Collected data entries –
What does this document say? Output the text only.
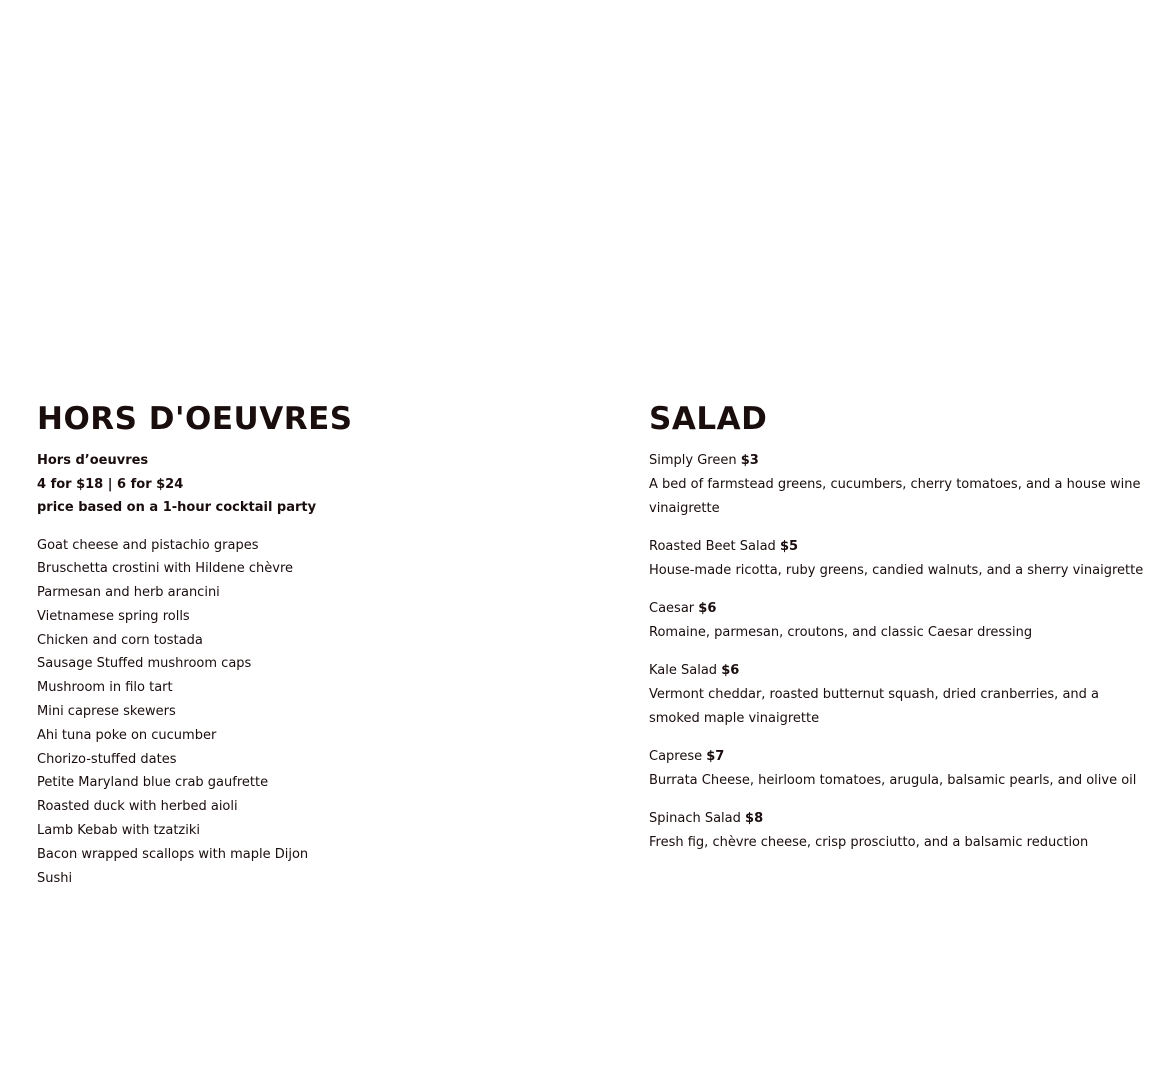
HORS D'OEUVRES
Hors d’oeuvres
4 for $18 | 6 for $24
price based on a 1-hour cocktail party
Goat cheese and pistachio grapes
Bruschetta crostini with Hildene chèvre
Parmesan and herb arancini
Vietnamese spring rolls
Chicken and corn tostada
Sausage Stuffed mushroom caps
Mushroom in filo tart
Mini caprese skewers
Ahi tuna poke on cucumber
Chorizo-stuffed dates
Petite Maryland blue crab gaufrette
Roasted duck with herbed aioli
Lamb Kebab with tzatziki
Bacon wrapped scallops with maple Dijon
Sushi
SALAD
Simply Green $3
A bed of farmstead greens, cucumbers, cherry tomatoes, and a house wine vinaigrette
Roasted Beet Salad $5
House-made ricotta, ruby greens, candied walnuts, and a sherry vinaigrette
Caesar $6
Romaine, parmesan, croutons, and classic Caesar dressing
Kale Salad $6
Vermont cheddar, roasted butternut squash, dried cranberries, and a smoked maple vinaigrette
Caprese $7
Burrata Cheese, heirloom tomatoes, arugula, balsamic pearls, and olive oil
Spinach Salad $8
Fresh fig, chèvre cheese, crisp prosciutto, and a balsamic reduction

DIRECTIONS – The data above should be repeated exactly, minus any pictures.

TASK ANSWER –
What does this document say? Output the text only.
HORS D'OEUVRES
Hors d’oeuvres
4 for $18 | 6 for $24
price based on a 1-hour cocktail party
Goat cheese and pistachio grapes
Bruschetta crostini with Hildene chèvre
Parmesan and herb arancini
Vietnamese spring rolls
Chicken and corn tostada
Sausage Stuffed mushroom caps
Mushroom in filo tart
Mini caprese skewers
Ahi tuna poke on cucumber
Chorizo-stuffed dates
Petite Maryland blue crab gaufrette
Roasted duck with herbed aioli
Lamb Kebab with tzatziki
Bacon wrapped scallops with maple Dijon
Sushi
SALAD
Simply Green $3
A bed of farmstead greens, cucumbers, cherry tomatoes, and a house wine vinaigrette
Roasted Beet Salad $5
House-made ricotta, ruby greens, candied walnuts, and a sherry vinaigrette
Caesar $6
Romaine, parmesan, croutons, and classic Caesar dressing
Kale Salad $6
Vermont cheddar, roasted butternut squash, dried cranberries, and a smoked maple vinaigrette
Caprese $7
Burrata Cheese, heirloom tomatoes, arugula, balsamic pearls, and olive oil
Spinach Salad $8
Fresh fig, chèvre cheese, crisp prosciutto, and a balsamic reduction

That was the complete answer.